■ **GIVEN REQUEST**
Below are some records. Pull every line that contains the word "only".

---------- SUPPLIED INFORMATION

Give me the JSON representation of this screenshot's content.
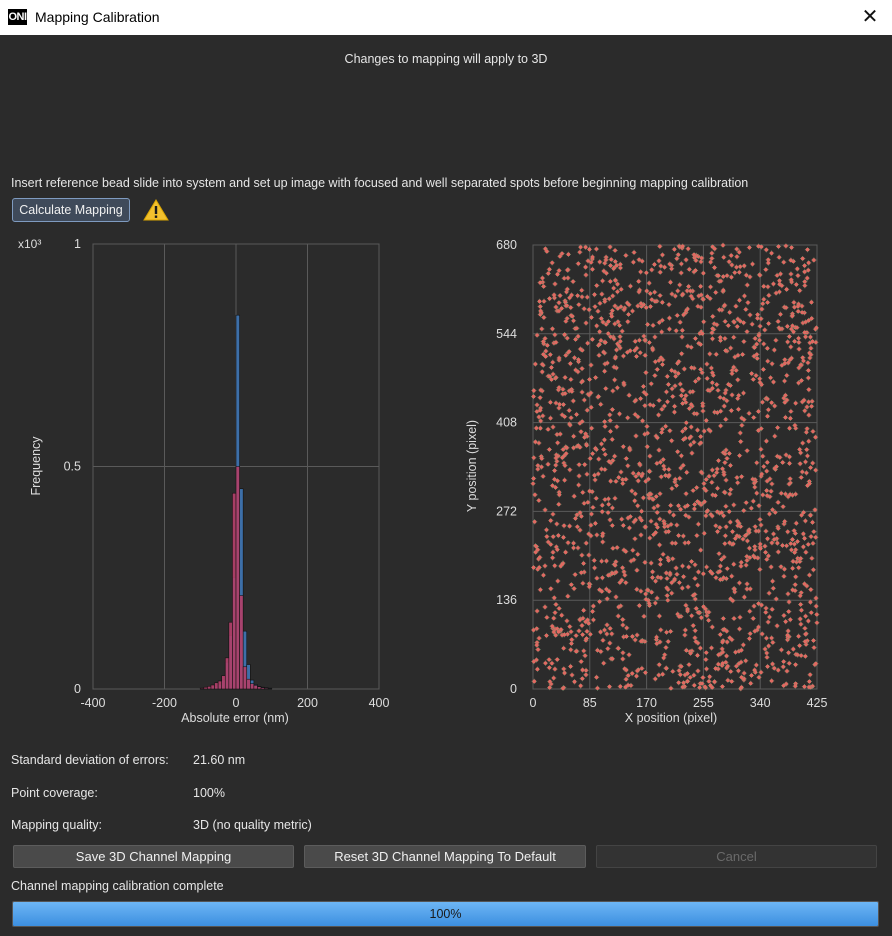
{
  "window": {
    "title": "Mapping Calibration",
    "logo_text": "ONI"
  },
  "notice": "Changes to mapping will apply to 3D",
  "instructions": "Insert reference bead slide into system and set up image with focused and well separated spots before beginning mapping calibration",
  "calculate_button": "Calculate Mapping",
  "colors": {
    "background": "#2b2b2b",
    "blue_bars": "#3d6fa8",
    "pink_bars": "#b2406a",
    "scatter_point": "#e06a62",
    "progress": "#3c8fe0"
  },
  "chart_data": [
    {
      "type": "bar",
      "xlabel": "Absolute error (nm)",
      "ylabel": "Frequency",
      "y_multiplier": "x10³",
      "xlim": [
        -400,
        400
      ],
      "ylim": [
        0,
        1
      ],
      "xticks": [
        "-400",
        "-200",
        "0",
        "200",
        "400"
      ],
      "yticks": [
        "0",
        "0.5",
        "1"
      ],
      "grid": true,
      "bin_width": 10,
      "series": [
        {
          "color": "#3d6fa8",
          "bins": [
            -100,
            -90,
            -80,
            -70,
            -60,
            -50,
            -40,
            -30,
            -20,
            -10,
            0,
            10,
            20,
            30,
            40,
            50,
            60,
            70,
            80,
            90
          ],
          "values": [
            0.001,
            0.002,
            0.003,
            0.004,
            0.006,
            0.01,
            0.02,
            0.06,
            0.12,
            0.25,
            0.84,
            0.45,
            0.13,
            0.055,
            0.02,
            0.01,
            0.006,
            0.004,
            0.003,
            0.002
          ]
        },
        {
          "color": "#b2406a",
          "bins": [
            -100,
            -90,
            -80,
            -70,
            -60,
            -50,
            -40,
            -30,
            -20,
            -10,
            0,
            10,
            20,
            30,
            40,
            50,
            60,
            70,
            80,
            90
          ],
          "values": [
            0.002,
            0.004,
            0.006,
            0.009,
            0.014,
            0.018,
            0.03,
            0.07,
            0.15,
            0.44,
            0.5,
            0.21,
            0.05,
            0.022,
            0.012,
            0.008,
            0.005,
            0.003,
            0.002,
            0.001
          ]
        }
      ]
    },
    {
      "type": "scatter",
      "xlabel": "X position (pixel)",
      "ylabel": "Y position (pixel)",
      "xlim": [
        0,
        425
      ],
      "ylim": [
        0,
        680
      ],
      "xticks": [
        "0",
        "85",
        "170",
        "255",
        "340",
        "425"
      ],
      "yticks": [
        "0",
        "136",
        "272",
        "408",
        "544",
        "680"
      ],
      "grid": true,
      "point_color": "#e06a62",
      "point_count": 1800
    }
  ],
  "stats": {
    "std_label": "Standard deviation of errors:",
    "std_value": "21.60 nm",
    "coverage_label": "Point coverage:",
    "coverage_value": "100%",
    "quality_label": "Mapping quality:",
    "quality_value": "3D (no quality metric)"
  },
  "buttons": {
    "save": "Save 3D Channel Mapping",
    "reset": "Reset 3D Channel Mapping To Default",
    "cancel": "Cancel"
  },
  "status": "Channel mapping calibration complete",
  "progress": {
    "value": 100,
    "label": "100%"
  }
}
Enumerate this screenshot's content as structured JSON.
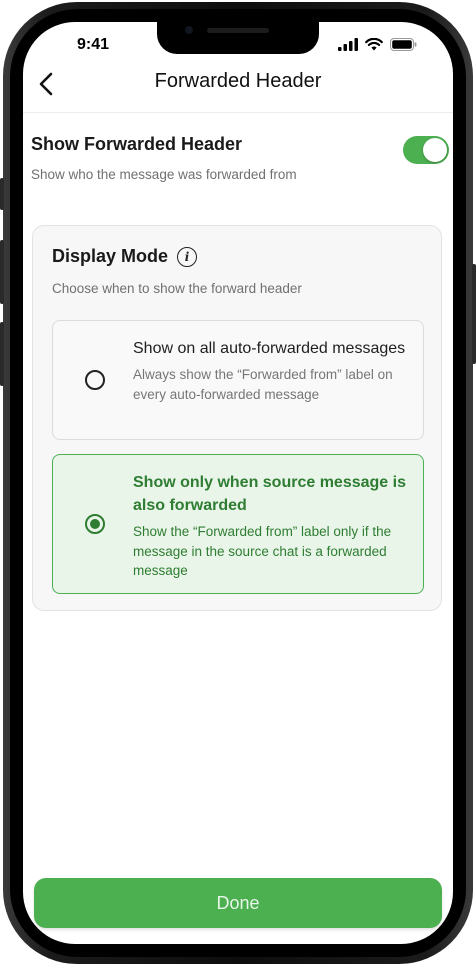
{
  "status_bar": {
    "time": "9:41"
  },
  "nav": {
    "title": "Forwarded Header"
  },
  "setting": {
    "title": "Show Forwarded Header",
    "subtitle": "Show who the message was forwarded from",
    "toggle_on": true
  },
  "display_mode": {
    "title": "Display Mode",
    "subtitle": "Choose when to show the forward header",
    "options": [
      {
        "title": "Show on all auto-forwarded messages",
        "description": "Always show the “Forwarded from” label on every auto-forwarded message",
        "selected": false
      },
      {
        "title": "Show only when source message is also forwarded",
        "description": "Show the “Forwarded from” label only if the message in the source chat is a forwarded message",
        "selected": true
      }
    ]
  },
  "footer": {
    "done_label": "Done"
  },
  "colors": {
    "accent": "#4caf50",
    "accent_dark": "#2e7d32",
    "selected_bg": "#e9f5e9"
  }
}
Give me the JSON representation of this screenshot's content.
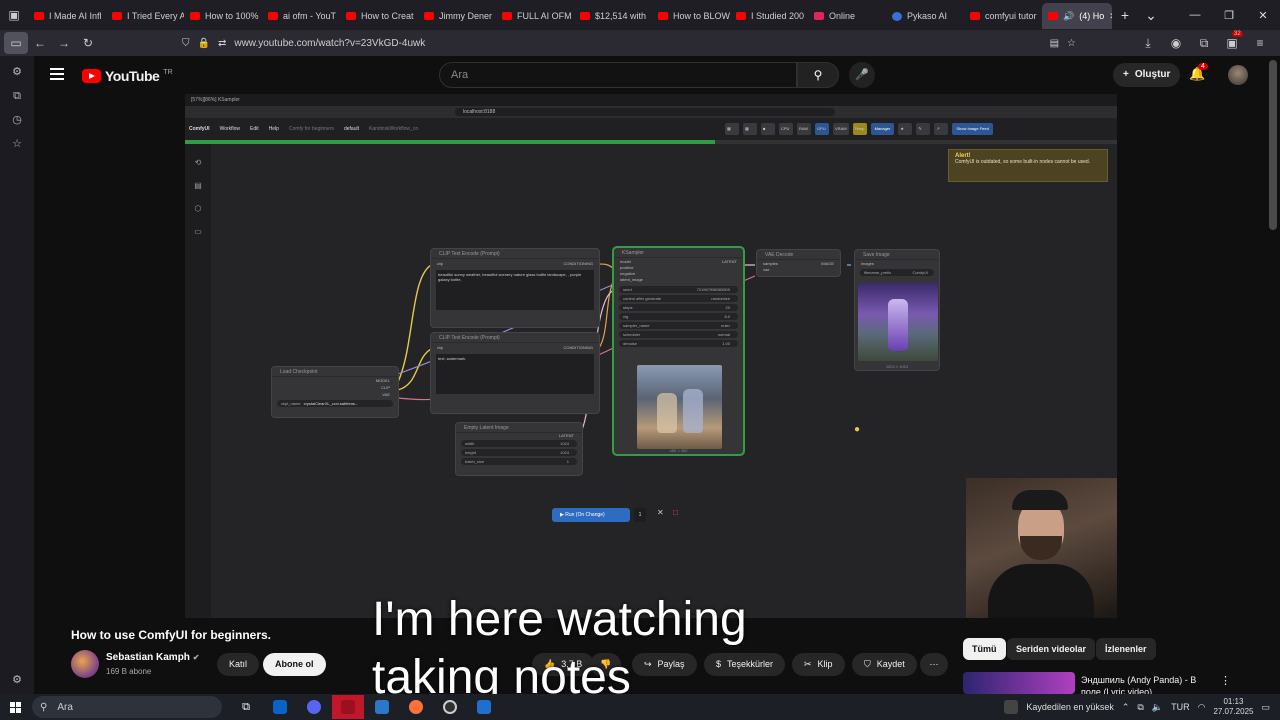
{
  "browser": {
    "tabs": [
      {
        "label": "I Made AI Infl"
      },
      {
        "label": "I Tried Every A"
      },
      {
        "label": "How to 100%"
      },
      {
        "label": "ai ofm - YouT"
      },
      {
        "label": "How to Creat"
      },
      {
        "label": "Jimmy Dener"
      },
      {
        "label": "FULL AI OFM"
      },
      {
        "label": "$12,514 with"
      },
      {
        "label": "How to BLOW"
      },
      {
        "label": "I Studied 200"
      },
      {
        "label": "Online"
      },
      {
        "label": "Pykaso AI"
      },
      {
        "label": "comfyui tutor"
      }
    ],
    "active_tab": {
      "label": "(4) Ho"
    },
    "url": "www.youtube.com/watch?v=23VkGD-4uwk",
    "extensions_badge": "32"
  },
  "youtube": {
    "logo_text": "YouTube",
    "region": "TR",
    "search_placeholder": "Ara",
    "create_label": "Oluştur",
    "notifications_count": "4"
  },
  "video": {
    "comfy": {
      "tab_title": "[57%][86%] KSampler",
      "url": "localhost:8188",
      "menu": [
        "ComfyUI",
        "Workflow",
        "Edit",
        "Help",
        "Comfy for beginners",
        "default",
        "KandinskWorkflow_co"
      ],
      "progress_label": "[57%] 57% ▸ KSampler [86%]",
      "manager_label": "Manager",
      "image_feed_label": "Show Image Feed",
      "alert": {
        "title": "Alert!",
        "message": "ComfyUI is outdated, so some built-in nodes cannot be used."
      },
      "nodes": {
        "clip_pos": {
          "title": "CLIP Text Encode (Prompt)",
          "input": "clip",
          "output": "CONDITIONING",
          "text": "beautiful sunny weather, beautiful scenery nature glass bottle landscape, , purple galaxy bottle,"
        },
        "clip_neg": {
          "title": "CLIP Text Encode (Prompt)",
          "input": "clip",
          "output": "CONDITIONING",
          "text": "text, watermark"
        },
        "checkpoint": {
          "title": "Load Checkpoint",
          "outputs": [
            "MODEL",
            "CLIP",
            "VAE"
          ],
          "ckpt_label": "ckpt_name",
          "ckpt_value": "crystalClearXL_ccxl.safetens..."
        },
        "latent": {
          "title": "Empty Latent Image",
          "output": "LATENT",
          "width": "1024",
          "height": "1024",
          "batch_size": "1"
        },
        "ksampler": {
          "title": "KSampler",
          "inputs": [
            "model",
            "positive",
            "negative",
            "latent_image"
          ],
          "output": "LATENT",
          "rows": [
            {
              "k": "seed",
              "v": "721967956065509"
            },
            {
              "k": "control after generate",
              "v": "randomize"
            },
            {
              "k": "steps",
              "v": "20"
            },
            {
              "k": "cfg",
              "v": "8.0"
            },
            {
              "k": "sampler_name",
              "v": "euler"
            },
            {
              "k": "scheduler",
              "v": "normal"
            },
            {
              "k": "denoise",
              "v": "1.00"
            }
          ],
          "preview_caption": "450 × 450"
        },
        "vae": {
          "title": "VAE Decode",
          "inputs": [
            "samples",
            "vae"
          ],
          "output": "IMAGE"
        },
        "save": {
          "title": "Save Image",
          "input": "images",
          "prefix_label": "filename_prefix",
          "prefix_value": "ComfyUI",
          "caption": "1024 × 1024"
        }
      },
      "run_label": "Run (On Change)",
      "run_count": "1"
    }
  },
  "info": {
    "title": "How to use ComfyUI for beginners.",
    "channel": "Sebastian Kamph",
    "subscribers": "169 B abone",
    "join_label": "Katıl",
    "subscribe_label": "Abone ol",
    "likes": "3,7 B",
    "share_label": "Paylaş",
    "thanks_label": "Teşekkürler",
    "clip_label": "Klip",
    "save_label": "Kaydet"
  },
  "recommendations": {
    "chips": [
      "Tümü",
      "Seriden videolar",
      "İzlenenler"
    ],
    "first_title": "Эндшпиль (Andy Panda) - В поле (Lyric video)"
  },
  "subtitle": {
    "line1": "I'm here watching",
    "line2": "taking notes"
  },
  "taskbar": {
    "search_placeholder": "Ara",
    "notification_text": "Kaydedilen en yüksek",
    "language": "TUR",
    "time": "01:13",
    "date": "27.07.2025"
  },
  "colors": {
    "youtube_red": "#ff0000",
    "comfy_green": "#2ea043",
    "comfy_blue": "#2d6cc0"
  }
}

--------------------

■ **OUTPUT FOR THIS TASK**
        "title": "Show only when source message is also forwarded",
        "description": "Show the “Forwarded from” label only if the message in the source chat is a forwarded message",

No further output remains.